JOB:
Put each line of the records, from the start through the line containing "entry-info-2: Havana 54-43-66", into a JSON list of strings with one string per line. Leave out blank lines.

Layout dataset records
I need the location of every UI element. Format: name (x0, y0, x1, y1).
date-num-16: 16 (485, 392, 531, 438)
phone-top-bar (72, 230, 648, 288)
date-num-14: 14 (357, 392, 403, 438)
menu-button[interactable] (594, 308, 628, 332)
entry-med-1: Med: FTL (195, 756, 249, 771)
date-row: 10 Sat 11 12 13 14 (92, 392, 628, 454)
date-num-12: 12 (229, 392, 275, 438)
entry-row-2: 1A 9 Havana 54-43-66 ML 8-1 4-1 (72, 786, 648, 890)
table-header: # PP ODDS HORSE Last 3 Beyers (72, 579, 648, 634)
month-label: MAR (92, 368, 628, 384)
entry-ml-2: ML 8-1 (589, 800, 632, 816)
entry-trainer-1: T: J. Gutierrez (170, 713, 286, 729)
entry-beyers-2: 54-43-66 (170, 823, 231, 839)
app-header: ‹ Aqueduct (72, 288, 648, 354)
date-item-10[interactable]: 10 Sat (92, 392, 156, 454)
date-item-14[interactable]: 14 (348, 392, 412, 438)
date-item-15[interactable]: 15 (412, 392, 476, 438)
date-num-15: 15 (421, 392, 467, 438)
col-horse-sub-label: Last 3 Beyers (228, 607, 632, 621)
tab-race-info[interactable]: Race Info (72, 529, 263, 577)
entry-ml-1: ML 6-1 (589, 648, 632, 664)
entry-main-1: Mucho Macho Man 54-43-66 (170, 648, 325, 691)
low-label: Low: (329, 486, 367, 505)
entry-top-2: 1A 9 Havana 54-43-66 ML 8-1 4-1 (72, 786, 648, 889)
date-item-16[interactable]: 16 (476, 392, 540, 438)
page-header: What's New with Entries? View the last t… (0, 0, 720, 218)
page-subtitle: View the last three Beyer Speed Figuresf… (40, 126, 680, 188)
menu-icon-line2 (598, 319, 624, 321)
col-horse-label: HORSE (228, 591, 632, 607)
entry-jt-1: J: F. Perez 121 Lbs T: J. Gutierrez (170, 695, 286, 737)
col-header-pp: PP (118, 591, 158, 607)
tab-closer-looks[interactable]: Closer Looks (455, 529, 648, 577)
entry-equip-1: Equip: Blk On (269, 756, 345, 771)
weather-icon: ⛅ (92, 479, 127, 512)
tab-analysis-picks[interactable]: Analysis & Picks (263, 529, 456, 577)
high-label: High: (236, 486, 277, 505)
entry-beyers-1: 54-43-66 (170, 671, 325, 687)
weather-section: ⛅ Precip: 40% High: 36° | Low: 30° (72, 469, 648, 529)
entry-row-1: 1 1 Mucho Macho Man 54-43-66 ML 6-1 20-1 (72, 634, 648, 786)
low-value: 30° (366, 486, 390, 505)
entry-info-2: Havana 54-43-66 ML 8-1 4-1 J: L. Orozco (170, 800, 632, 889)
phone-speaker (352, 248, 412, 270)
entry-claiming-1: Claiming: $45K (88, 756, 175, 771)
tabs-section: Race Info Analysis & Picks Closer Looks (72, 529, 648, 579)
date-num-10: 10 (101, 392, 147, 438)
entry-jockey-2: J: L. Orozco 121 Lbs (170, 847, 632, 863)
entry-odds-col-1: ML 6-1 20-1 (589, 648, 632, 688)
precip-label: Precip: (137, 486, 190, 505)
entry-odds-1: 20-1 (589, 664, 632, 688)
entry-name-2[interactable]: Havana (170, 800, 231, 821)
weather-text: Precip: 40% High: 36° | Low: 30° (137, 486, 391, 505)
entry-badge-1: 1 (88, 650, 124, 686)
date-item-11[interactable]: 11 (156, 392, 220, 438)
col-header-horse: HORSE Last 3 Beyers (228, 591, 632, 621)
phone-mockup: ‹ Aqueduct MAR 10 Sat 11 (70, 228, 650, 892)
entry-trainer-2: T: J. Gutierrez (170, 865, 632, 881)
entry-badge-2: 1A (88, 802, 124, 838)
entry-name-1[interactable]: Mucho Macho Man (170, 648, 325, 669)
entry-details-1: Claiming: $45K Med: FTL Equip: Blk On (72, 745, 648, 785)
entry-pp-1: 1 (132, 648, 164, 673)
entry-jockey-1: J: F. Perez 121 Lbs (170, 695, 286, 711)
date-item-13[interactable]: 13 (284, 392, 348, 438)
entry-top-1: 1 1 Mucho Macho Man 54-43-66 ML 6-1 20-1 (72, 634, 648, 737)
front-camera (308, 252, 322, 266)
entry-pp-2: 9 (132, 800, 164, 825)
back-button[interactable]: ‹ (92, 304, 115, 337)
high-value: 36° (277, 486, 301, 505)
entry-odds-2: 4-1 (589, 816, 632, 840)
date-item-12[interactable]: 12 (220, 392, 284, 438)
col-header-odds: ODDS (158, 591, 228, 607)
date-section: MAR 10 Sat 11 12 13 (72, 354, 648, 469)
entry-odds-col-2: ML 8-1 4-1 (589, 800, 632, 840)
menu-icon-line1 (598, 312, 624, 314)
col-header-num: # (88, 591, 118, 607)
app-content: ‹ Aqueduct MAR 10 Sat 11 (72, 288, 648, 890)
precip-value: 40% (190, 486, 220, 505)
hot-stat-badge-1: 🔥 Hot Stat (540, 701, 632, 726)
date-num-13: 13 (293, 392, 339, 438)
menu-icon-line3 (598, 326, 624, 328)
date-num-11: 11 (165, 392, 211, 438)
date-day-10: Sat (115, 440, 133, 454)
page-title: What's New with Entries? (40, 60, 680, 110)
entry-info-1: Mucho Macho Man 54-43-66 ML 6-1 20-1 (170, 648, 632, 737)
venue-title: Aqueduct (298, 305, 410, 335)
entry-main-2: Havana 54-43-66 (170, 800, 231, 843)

RESULT FOR THIS TASK:
[
  "I need the location of every UI element. Format: name (x0, y0, x1, y1).",
  "date-num-16: 16 (485, 392, 531, 438)",
  "phone-top-bar (72, 230, 648, 288)",
  "date-num-14: 14 (357, 392, 403, 438)",
  "menu-button[interactable] (594, 308, 628, 332)",
  "entry-med-1: Med: FTL (195, 756, 249, 771)",
  "date-row: 10 Sat 11 12 13 14 (92, 392, 628, 454)",
  "date-num-12: 12 (229, 392, 275, 438)",
  "entry-row-2: 1A 9 Havana 54-43-66 ML 8-1 4-1 (72, 786, 648, 890)",
  "table-header: # PP ODDS HORSE Last 3 Beyers (72, 579, 648, 634)",
  "month-label: MAR (92, 368, 628, 384)",
  "entry-ml-2: ML 8-1 (589, 800, 632, 816)",
  "entry-trainer-1: T: J. Gutierrez (170, 713, 286, 729)",
  "entry-beyers-2: 54-43-66 (170, 823, 231, 839)",
  "app-header: ‹ Aqueduct (72, 288, 648, 354)",
  "date-item-10[interactable]: 10 Sat (92, 392, 156, 454)",
  "date-item-14[interactable]: 14 (348, 392, 412, 438)",
  "date-item-15[interactable]: 15 (412, 392, 476, 438)",
  "date-num-15: 15 (421, 392, 467, 438)",
  "col-horse-sub-label: Last 3 Beyers (228, 607, 632, 621)",
  "tab-race-info[interactable]: Race Info (72, 529, 263, 577)",
  "entry-ml-1: ML 6-1 (589, 648, 632, 664)",
  "entry-main-1: Mucho Macho Man 54-43-66 (170, 648, 325, 691)",
  "low-label: Low: (329, 486, 367, 505)",
  "entry-top-2: 1A 9 Havana 54-43-66 ML 8-1 4-1 (72, 786, 648, 889)",
  "date-item-16[interactable]: 16 (476, 392, 540, 438)",
  "page-header: What's New with Entries? View the last t… (0, 0, 720, 218)",
  "page-subtitle: View the last three Beyer Speed Figuresf… (40, 126, 680, 188)",
  "menu-icon-line2 (598, 319, 624, 321)",
  "col-horse-label: HORSE (228, 591, 632, 607)",
  "entry-jt-1: J: F. Perez 121 Lbs T: J. Gutierrez (170, 695, 286, 737)",
  "col-header-pp: PP (118, 591, 158, 607)",
  "tab-closer-looks[interactable]: Closer Looks (455, 529, 648, 577)",
  "entry-equip-1: Equip: Blk On (269, 756, 345, 771)",
  "weather-icon: ⛅ (92, 479, 127, 512)",
  "tab-analysis-picks[interactable]: Analysis & Picks (263, 529, 456, 577)",
  "high-label: High: (236, 486, 277, 505)",
  "entry-beyers-1: 54-43-66 (170, 671, 325, 687)",
  "weather-section: ⛅ Precip: 40% High: 36° | Low: 30° (72, 469, 648, 529)",
  "entry-row-1: 1 1 Mucho Macho Man 54-43-66 ML 6-1 20-1 (72, 634, 648, 786)",
  "low-value: 30° (366, 486, 390, 505)",
  "entry-info-2: Havana 54-43-66 ML 8-1 4-1 J: L. Orozco (170, 800, 632, 889)"
]